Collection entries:
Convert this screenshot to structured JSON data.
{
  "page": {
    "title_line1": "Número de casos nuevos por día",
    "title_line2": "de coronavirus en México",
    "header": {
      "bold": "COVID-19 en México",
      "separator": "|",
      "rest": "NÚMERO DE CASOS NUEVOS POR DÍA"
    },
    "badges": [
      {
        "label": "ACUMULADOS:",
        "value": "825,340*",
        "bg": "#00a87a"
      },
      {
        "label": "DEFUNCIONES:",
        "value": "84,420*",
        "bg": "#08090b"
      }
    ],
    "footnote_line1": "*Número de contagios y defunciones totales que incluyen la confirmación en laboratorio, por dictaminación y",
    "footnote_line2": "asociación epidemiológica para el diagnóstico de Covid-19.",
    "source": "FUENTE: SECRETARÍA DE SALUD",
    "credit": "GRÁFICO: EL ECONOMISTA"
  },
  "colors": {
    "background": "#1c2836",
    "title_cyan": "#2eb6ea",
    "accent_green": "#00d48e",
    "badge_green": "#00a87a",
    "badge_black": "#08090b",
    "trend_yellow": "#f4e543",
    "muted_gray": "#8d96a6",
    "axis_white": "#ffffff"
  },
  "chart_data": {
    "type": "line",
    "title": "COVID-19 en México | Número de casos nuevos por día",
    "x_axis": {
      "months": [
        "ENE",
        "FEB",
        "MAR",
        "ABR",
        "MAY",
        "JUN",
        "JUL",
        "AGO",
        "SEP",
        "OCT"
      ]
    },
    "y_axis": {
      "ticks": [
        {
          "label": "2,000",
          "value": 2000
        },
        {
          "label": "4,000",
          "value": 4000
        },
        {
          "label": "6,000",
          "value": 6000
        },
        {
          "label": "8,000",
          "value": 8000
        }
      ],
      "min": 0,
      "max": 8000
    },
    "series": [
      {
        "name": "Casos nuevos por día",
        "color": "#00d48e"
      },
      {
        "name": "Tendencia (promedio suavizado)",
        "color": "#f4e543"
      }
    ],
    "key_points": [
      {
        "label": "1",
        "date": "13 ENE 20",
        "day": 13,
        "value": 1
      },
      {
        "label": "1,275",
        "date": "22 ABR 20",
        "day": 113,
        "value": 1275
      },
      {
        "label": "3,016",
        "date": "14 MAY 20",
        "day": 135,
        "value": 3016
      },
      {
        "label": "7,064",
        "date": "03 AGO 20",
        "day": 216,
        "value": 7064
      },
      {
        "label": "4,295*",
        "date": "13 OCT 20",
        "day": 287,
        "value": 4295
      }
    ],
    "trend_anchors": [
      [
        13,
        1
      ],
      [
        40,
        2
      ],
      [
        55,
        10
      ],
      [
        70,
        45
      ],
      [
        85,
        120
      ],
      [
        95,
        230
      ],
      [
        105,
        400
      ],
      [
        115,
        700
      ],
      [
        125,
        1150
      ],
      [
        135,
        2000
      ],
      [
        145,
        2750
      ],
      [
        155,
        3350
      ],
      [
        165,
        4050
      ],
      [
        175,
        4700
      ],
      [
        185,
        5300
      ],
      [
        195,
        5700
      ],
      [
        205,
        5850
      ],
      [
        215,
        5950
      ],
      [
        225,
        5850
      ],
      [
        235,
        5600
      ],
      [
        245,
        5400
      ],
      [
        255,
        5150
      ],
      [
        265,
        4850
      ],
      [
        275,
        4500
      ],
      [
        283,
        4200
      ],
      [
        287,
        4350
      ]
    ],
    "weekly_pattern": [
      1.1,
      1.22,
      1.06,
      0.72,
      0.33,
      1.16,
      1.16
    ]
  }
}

### How to complete this task
Give the number of lines in the data that contain the string "label" and nothing more.

### Output
11